### WRITTEN EXERCISE
Every entry that follows needs to be repeated exactly.

[Extracted records]
....................
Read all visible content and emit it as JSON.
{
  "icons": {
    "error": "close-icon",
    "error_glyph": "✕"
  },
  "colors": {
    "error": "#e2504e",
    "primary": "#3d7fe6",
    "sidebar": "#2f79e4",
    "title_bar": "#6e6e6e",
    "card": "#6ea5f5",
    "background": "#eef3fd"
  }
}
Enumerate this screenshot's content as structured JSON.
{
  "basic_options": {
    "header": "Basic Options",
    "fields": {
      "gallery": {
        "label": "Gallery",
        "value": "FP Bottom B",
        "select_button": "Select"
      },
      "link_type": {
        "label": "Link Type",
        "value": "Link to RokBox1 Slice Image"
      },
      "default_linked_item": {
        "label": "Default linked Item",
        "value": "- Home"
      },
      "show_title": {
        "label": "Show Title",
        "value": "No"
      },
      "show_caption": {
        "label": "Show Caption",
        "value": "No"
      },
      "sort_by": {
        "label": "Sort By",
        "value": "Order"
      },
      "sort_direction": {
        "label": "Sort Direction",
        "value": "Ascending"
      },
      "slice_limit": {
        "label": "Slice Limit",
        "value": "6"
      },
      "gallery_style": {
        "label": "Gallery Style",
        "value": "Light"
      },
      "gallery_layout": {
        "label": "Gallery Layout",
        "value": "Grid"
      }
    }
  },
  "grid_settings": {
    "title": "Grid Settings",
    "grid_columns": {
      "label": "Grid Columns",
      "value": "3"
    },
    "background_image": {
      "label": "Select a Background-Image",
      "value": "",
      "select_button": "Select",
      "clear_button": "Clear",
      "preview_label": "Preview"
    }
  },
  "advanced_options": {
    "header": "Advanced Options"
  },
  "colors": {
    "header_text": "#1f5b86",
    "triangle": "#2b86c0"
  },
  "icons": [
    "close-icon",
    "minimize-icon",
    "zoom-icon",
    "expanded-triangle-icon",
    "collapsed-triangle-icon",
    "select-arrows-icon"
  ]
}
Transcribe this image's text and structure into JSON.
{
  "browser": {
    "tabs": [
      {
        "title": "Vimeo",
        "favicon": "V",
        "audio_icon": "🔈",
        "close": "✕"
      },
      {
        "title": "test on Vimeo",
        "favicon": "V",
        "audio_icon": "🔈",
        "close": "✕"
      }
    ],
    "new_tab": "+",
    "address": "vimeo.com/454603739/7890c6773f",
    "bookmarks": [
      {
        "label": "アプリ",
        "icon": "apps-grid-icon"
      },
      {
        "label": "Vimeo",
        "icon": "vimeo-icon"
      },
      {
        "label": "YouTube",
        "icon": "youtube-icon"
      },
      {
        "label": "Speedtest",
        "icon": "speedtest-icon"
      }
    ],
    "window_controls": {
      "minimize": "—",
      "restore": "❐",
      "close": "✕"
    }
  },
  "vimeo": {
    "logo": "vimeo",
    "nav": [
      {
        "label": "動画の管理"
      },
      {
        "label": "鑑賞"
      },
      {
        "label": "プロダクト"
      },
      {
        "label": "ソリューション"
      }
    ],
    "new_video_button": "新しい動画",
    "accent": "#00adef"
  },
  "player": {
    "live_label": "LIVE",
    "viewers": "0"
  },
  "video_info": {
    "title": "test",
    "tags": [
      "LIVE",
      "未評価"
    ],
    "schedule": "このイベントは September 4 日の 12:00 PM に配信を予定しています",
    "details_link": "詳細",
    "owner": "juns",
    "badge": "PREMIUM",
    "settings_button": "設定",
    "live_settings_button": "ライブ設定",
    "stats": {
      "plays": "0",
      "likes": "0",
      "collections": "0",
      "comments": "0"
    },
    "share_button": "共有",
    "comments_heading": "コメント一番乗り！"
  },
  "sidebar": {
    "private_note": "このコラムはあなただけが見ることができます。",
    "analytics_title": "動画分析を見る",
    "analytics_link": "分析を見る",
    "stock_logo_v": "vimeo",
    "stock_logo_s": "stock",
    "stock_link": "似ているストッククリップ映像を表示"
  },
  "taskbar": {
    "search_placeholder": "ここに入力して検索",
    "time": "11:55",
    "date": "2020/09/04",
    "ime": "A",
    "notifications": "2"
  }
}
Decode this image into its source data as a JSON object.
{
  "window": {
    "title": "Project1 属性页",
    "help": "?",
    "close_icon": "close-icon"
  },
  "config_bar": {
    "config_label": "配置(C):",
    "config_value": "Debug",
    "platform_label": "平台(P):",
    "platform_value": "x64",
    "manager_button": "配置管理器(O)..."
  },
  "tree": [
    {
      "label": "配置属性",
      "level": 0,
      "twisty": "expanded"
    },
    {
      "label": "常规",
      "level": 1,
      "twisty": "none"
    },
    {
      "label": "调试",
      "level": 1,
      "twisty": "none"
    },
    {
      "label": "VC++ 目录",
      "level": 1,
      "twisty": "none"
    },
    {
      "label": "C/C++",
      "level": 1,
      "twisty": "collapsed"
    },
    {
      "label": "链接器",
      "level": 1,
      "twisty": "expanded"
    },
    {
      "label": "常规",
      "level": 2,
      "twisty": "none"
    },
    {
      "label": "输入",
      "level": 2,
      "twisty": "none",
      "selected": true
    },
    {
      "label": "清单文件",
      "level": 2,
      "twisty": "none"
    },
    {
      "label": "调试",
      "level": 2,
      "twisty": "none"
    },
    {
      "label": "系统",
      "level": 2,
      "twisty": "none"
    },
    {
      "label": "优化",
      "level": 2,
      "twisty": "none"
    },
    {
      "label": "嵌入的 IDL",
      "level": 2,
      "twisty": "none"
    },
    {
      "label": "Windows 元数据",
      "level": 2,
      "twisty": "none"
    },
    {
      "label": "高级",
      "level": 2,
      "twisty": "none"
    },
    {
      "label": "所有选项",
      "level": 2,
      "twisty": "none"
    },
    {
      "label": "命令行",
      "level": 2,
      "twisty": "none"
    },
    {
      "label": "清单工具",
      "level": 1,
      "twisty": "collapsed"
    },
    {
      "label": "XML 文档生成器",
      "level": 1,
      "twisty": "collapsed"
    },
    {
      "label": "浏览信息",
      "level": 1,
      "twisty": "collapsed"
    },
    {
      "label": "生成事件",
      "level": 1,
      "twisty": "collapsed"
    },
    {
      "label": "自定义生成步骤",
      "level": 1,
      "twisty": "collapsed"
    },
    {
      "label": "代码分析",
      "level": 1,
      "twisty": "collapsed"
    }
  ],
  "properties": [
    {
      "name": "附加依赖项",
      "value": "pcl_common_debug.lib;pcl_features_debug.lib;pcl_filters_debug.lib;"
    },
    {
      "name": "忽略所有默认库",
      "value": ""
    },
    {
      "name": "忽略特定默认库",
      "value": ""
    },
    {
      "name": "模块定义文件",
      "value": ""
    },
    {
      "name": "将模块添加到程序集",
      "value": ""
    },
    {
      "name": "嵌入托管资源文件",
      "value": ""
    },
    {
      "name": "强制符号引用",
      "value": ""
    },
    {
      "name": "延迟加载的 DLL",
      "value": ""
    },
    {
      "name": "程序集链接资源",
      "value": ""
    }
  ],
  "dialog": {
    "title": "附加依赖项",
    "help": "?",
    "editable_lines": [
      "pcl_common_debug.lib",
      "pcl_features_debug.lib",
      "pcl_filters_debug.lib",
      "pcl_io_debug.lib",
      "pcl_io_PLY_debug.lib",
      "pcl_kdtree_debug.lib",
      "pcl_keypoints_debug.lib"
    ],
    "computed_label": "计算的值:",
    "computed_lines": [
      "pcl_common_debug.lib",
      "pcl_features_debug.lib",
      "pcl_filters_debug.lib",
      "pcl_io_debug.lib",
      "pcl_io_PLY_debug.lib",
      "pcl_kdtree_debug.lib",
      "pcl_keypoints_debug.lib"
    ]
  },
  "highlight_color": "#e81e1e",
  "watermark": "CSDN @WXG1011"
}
....................
### SOLVED EXERCISE
Read all visible content and emit it as JSON.
{
  "icons": {
    "error": "close-icon",
    "error_glyph": "✕"
  },
  "colors": {
    "error": "#e2504e",
    "primary": "#3d7fe6",
    "sidebar": "#2f79e4",
    "title_bar": "#6e6e6e",
    "card": "#6ea5f5",
    "background": "#eef3fd"
  }
}
Enumerate this screenshot's content as structured JSON.
{
  "basic_options": {
    "header": "Basic Options",
    "fields": {
      "gallery": {
        "label": "Gallery",
        "value": "FP Bottom B",
        "select_button": "Select"
      },
      "link_type": {
        "label": "Link Type",
        "value": "Link to RokBox1 Slice Image"
      },
      "default_linked_item": {
        "label": "Default linked Item",
        "value": "- Home"
      },
      "show_title": {
        "label": "Show Title",
        "value": "No"
      },
      "show_caption": {
        "label": "Show Caption",
        "value": "No"
      },
      "sort_by": {
        "label": "Sort By",
        "value": "Order"
      },
      "sort_direction": {
        "label": "Sort Direction",
        "value": "Ascending"
      },
      "slice_limit": {
        "label": "Slice Limit",
        "value": "6"
      },
      "gallery_style": {
        "label": "Gallery Style",
        "value": "Light"
      },
      "gallery_layout": {
        "label": "Gallery Layout",
        "value": "Grid"
      }
    }
  },
  "grid_settings": {
    "title": "Grid Settings",
    "grid_columns": {
      "label": "Grid Columns",
      "value": "3"
    },
    "background_image": {
      "label": "Select a Background-Image",
      "value": "",
      "select_button": "Select",
      "clear_button": "Clear",
      "preview_label": "Preview"
    }
  },
  "advanced_options": {
    "header": "Advanced Options"
  },
  "colors": {
    "header_text": "#1f5b86",
    "triangle": "#2b86c0"
  },
  "icons": [
    "close-icon",
    "minimize-icon",
    "zoom-icon",
    "expanded-triangle-icon",
    "collapsed-triangle-icon",
    "select-arrows-icon"
  ]
}
Transcribe this image's text and structure into JSON.
{
  "browser": {
    "tabs": [
      {
        "title": "Vimeo",
        "favicon": "V",
        "audio_icon": "🔈",
        "close": "✕"
      },
      {
        "title": "test on Vimeo",
        "favicon": "V",
        "audio_icon": "🔈",
        "close": "✕"
      }
    ],
    "new_tab": "+",
    "address": "vimeo.com/454603739/7890c6773f",
    "bookmarks": [
      {
        "label": "アプリ",
        "icon": "apps-grid-icon"
      },
      {
        "label": "Vimeo",
        "icon": "vimeo-icon"
      },
      {
        "label": "YouTube",
        "icon": "youtube-icon"
      },
      {
        "label": "Speedtest",
        "icon": "speedtest-icon"
      }
    ],
    "window_controls": {
      "minimize": "—",
      "restore": "❐",
      "close": "✕"
    }
  },
  "vimeo": {
    "logo": "vimeo",
    "nav": [
      {
        "label": "動画の管理"
      },
      {
        "label": "鑑賞"
      },
      {
        "label": "プロダクト"
      },
      {
        "label": "ソリューション"
      }
    ],
    "new_video_button": "新しい動画",
    "accent": "#00adef"
  },
  "player": {
    "live_label": "LIVE",
    "viewers": "0"
  },
  "video_info": {
    "title": "test",
    "tags": [
      "LIVE",
      "未評価"
    ],
    "schedule": "このイベントは September 4 日の 12:00 PM に配信を予定しています",
    "details_link": "詳細",
    "owner": "juns",
    "badge": "PREMIUM",
    "settings_button": "設定",
    "live_settings_button": "ライブ設定",
    "stats": {
      "plays": "0",
      "likes": "0",
      "collections": "0",
      "comments": "0"
    },
    "share_button": "共有",
    "comments_heading": "コメント一番乗り！"
  },
  "sidebar": {
    "private_note": "このコラムはあなただけが見ることができます。",
    "analytics_title": "動画分析を見る",
    "analytics_link": "分析を見る",
    "stock_logo_v": "vimeo",
    "stock_logo_s": "stock",
    "stock_link": "似ているストッククリップ映像を表示"
  },
  "taskbar": {
    "search_placeholder": "ここに入力して検索",
    "time": "11:55",
    "date": "2020/09/04",
    "ime": "A",
    "notifications": "2"
  }
}
Decode this image into its source data as a JSON object.
{
  "window": {
    "title": "Project1 属性页",
    "help": "?",
    "close_icon": "close-icon"
  },
  "config_bar": {
    "config_label": "配置(C):",
    "config_value": "Debug",
    "platform_label": "平台(P):",
    "platform_value": "x64",
    "manager_button": "配置管理器(O)..."
  },
  "tree": [
    {
      "label": "配置属性",
      "level": 0,
      "twisty": "expanded"
    },
    {
      "label": "常规",
      "level": 1,
      "twisty": "none"
    },
    {
      "label": "调试",
      "level": 1,
      "twisty": "none"
    },
    {
      "label": "VC++ 目录",
      "level": 1,
      "twisty": "none"
    },
    {
      "label": "C/C++",
      "level": 1,
      "twisty": "collapsed"
    },
    {
      "label": "链接器",
      "level": 1,
      "twisty": "expanded"
    },
    {
      "label": "常规",
      "level": 2,
      "twisty": "none"
    },
    {
      "label": "输入",
      "level": 2,
      "twisty": "none",
      "selected": true
    },
    {
      "label": "清单文件",
      "level": 2,
      "twisty": "none"
    },
    {
      "label": "调试",
      "level": 2,
      "twisty": "none"
    },
    {
      "label": "系统",
      "level": 2,
      "twisty": "none"
    },
    {
      "label": "优化",
      "level": 2,
      "twisty": "none"
    },
    {
      "label": "嵌入的 IDL",
      "level": 2,
      "twisty": "none"
    },
    {
      "label": "Windows 元数据",
      "level": 2,
      "twisty": "none"
    },
    {
      "label": "高级",
      "level": 2,
      "twisty": "none"
    },
    {
      "label": "所有选项",
      "level": 2,
      "twisty": "none"
    },
    {
      "label": "命令行",
      "level": 2,
      "twisty": "none"
    },
    {
      "label": "清单工具",
      "level": 1,
      "twisty": "collapsed"
    },
    {
      "label": "XML 文档生成器",
      "level": 1,
      "twisty": "collapsed"
    },
    {
      "label": "浏览信息",
      "level": 1,
      "twisty": "collapsed"
    },
    {
      "label": "生成事件",
      "level": 1,
      "twisty": "collapsed"
    },
    {
      "label": "自定义生成步骤",
      "level": 1,
      "twisty": "collapsed"
    },
    {
      "label": "代码分析",
      "level": 1,
      "twisty": "collapsed"
    }
  ],
  "properties": [
    {
      "name": "附加依赖项",
      "value": "pcl_common_debug.lib;pcl_features_debug.lib;pcl_filters_debug.lib;"
    },
    {
      "name": "忽略所有默认库",
      "value": ""
    },
    {
      "name": "忽略特定默认库",
      "value": ""
    },
    {
      "name": "模块定义文件",
      "value": ""
    },
    {
      "name": "将模块添加到程序集",
      "value": ""
    },
    {
      "name": "嵌入托管资源文件",
      "value": ""
    },
    {
      "name": "强制符号引用",
      "value": ""
    },
    {
      "name": "延迟加载的 DLL",
      "value": ""
    },
    {
      "name": "程序集链接资源",
      "value": ""
    }
  ],
  "dialog": {
    "title": "附加依赖项",
    "help": "?",
    "editable_lines": [
      "pcl_common_debug.lib",
      "pcl_features_debug.lib",
      "pcl_filters_debug.lib",
      "pcl_io_debug.lib",
      "pcl_io_PLY_debug.lib",
      "pcl_kdtree_debug.lib",
      "pcl_keypoints_debug.lib"
    ],
    "computed_label": "计算的值:",
    "computed_lines": [
      "pcl_common_debug.lib",
      "pcl_features_debug.lib",
      "pcl_filters_debug.lib",
      "pcl_io_debug.lib",
      "pcl_io_PLY_debug.lib",
      "pcl_kdtree_debug.lib",
      "pcl_keypoints_debug.lib"
    ]
  },
  "highlight_color": "#e81e1e",
  "watermark": "CSDN @WXG1011"
}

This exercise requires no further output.